(Entries from a dataset)
·····

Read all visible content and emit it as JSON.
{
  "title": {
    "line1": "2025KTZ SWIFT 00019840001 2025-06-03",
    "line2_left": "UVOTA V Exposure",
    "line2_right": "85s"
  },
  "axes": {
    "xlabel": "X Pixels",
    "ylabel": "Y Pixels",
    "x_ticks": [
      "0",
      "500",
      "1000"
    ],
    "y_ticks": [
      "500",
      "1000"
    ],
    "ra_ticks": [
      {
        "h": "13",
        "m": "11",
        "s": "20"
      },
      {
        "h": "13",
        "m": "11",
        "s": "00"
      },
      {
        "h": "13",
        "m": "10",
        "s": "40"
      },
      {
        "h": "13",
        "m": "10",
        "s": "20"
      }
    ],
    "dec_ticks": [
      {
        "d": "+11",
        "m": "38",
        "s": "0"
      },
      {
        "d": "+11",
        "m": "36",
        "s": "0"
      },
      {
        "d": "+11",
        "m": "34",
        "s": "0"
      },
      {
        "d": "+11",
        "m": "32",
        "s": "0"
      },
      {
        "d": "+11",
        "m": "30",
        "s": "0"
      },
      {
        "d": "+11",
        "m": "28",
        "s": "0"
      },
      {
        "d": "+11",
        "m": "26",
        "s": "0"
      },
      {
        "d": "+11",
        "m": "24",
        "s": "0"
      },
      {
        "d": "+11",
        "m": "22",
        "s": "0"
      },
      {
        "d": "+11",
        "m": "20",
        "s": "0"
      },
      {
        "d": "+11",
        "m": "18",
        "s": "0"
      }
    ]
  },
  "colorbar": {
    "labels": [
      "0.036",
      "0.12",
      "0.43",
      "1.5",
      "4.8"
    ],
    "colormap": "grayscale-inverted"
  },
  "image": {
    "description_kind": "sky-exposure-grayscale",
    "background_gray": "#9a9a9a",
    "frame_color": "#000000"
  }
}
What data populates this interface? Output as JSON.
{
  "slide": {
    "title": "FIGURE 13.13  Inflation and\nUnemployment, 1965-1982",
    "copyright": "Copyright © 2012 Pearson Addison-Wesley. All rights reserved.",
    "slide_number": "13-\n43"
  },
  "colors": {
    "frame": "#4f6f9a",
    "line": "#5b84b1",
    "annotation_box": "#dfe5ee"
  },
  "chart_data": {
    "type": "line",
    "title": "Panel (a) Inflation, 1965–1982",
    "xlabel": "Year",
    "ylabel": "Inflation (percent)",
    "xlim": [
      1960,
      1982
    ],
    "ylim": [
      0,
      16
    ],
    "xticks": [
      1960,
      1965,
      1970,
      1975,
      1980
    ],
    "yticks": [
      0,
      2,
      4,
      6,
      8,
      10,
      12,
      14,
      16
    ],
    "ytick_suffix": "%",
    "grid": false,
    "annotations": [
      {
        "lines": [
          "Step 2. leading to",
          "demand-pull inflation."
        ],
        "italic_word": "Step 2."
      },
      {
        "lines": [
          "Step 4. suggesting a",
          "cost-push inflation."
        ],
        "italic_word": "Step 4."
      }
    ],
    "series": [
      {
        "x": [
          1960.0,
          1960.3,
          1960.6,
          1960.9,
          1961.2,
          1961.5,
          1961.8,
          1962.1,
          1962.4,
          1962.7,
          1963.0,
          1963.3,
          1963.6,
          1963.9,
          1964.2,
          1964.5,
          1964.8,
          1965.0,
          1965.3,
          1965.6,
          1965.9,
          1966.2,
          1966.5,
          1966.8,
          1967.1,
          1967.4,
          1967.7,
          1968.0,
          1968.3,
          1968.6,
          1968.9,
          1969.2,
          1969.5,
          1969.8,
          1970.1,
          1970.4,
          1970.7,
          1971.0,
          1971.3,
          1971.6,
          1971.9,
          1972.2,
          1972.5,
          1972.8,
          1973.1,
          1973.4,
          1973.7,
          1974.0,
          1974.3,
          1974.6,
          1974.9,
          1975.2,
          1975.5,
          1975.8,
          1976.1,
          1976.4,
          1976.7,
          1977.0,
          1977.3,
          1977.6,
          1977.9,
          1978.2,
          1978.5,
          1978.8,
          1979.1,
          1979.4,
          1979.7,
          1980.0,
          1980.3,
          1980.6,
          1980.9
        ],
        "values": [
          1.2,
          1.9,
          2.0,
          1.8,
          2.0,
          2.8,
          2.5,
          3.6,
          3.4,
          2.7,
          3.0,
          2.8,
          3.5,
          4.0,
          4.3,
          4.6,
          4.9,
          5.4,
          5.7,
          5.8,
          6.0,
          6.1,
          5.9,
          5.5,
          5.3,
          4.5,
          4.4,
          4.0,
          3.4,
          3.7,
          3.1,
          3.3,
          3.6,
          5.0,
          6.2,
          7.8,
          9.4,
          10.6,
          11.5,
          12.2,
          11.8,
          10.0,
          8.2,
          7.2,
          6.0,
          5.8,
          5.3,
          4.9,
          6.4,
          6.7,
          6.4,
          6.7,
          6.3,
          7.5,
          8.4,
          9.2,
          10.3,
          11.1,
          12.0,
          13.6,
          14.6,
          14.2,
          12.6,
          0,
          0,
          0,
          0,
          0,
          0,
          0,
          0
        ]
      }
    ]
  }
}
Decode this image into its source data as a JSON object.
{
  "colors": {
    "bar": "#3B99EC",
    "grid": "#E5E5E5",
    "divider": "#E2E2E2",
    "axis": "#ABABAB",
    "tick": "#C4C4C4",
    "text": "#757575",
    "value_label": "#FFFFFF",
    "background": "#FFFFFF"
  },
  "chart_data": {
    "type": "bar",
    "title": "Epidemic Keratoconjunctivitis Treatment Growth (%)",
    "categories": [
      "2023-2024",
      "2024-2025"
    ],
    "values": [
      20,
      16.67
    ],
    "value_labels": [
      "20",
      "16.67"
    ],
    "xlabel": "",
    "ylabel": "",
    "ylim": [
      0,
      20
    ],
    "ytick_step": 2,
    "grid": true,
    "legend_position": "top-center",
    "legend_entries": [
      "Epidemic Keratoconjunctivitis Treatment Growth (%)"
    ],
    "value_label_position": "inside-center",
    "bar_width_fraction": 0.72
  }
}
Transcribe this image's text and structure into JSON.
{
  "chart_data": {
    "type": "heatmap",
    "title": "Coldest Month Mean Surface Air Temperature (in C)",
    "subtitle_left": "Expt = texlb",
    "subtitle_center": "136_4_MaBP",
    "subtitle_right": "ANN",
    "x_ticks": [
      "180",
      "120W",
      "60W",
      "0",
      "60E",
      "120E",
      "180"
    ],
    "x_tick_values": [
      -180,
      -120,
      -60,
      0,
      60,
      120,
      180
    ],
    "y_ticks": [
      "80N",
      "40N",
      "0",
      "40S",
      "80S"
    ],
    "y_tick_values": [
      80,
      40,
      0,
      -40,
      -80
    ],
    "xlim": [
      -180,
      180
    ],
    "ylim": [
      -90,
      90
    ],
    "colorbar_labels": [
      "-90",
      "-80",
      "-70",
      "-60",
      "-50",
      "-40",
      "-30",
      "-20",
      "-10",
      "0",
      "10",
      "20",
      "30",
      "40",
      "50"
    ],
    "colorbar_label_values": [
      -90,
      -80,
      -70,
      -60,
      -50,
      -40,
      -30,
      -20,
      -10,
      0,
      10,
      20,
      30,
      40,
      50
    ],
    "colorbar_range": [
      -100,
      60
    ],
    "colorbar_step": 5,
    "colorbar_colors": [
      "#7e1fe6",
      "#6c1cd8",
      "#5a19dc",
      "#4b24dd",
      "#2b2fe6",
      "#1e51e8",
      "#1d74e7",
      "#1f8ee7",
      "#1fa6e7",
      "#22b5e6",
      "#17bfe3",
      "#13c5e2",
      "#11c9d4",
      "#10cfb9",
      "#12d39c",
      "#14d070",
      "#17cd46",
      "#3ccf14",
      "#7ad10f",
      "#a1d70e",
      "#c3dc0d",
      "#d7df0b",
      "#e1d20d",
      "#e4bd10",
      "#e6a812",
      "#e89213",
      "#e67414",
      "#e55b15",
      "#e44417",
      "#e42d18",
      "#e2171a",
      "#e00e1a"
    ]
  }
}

·····

What this task involves:
For this exercise, gather every line of the data that contains the word "ylabel".

Answer to the task:
    "ylabel": "Y Pixels",
    "ylabel": "Inflation (percent)",
    "ylabel": "",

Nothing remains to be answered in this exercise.